Part of a data file:
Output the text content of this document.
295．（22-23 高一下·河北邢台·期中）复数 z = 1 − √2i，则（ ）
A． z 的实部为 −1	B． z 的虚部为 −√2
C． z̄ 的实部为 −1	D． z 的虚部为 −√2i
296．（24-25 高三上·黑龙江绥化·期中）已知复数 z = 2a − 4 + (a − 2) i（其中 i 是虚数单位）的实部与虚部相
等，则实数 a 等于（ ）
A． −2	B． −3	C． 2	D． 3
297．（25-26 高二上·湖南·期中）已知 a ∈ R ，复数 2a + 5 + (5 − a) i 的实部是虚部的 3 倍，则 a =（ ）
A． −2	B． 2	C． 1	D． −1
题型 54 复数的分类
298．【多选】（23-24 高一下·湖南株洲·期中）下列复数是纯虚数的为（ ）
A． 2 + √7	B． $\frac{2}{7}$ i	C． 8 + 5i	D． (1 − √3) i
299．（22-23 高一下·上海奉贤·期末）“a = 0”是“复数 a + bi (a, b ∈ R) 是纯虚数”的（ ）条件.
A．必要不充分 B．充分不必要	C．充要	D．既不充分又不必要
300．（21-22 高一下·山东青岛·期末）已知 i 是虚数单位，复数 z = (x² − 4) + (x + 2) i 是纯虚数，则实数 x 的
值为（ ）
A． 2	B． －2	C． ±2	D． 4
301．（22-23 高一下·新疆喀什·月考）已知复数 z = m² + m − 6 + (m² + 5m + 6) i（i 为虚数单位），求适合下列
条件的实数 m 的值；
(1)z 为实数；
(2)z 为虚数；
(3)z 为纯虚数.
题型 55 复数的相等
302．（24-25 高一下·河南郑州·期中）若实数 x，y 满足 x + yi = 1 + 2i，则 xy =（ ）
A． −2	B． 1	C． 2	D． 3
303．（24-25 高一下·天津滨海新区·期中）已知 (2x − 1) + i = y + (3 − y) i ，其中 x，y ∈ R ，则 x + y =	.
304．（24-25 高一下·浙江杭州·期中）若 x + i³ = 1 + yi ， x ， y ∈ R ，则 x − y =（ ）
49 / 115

TASK TO CARRY OUT: Find the lines above holding the word "是虚数单位" and show them.

EXPECTED OUTPUT:
296．（24-25 高三上·黑龙江绥化·期中）已知复数 z = 2a − 4 + (a − 2) i（其中 i 是虚数单位）的实部与虚部相
300．（21-22 高一下·山东青岛·期末）已知 i 是虚数单位，复数 z = (x² − 4) + (x + 2) i 是纯虚数，则实数 x 的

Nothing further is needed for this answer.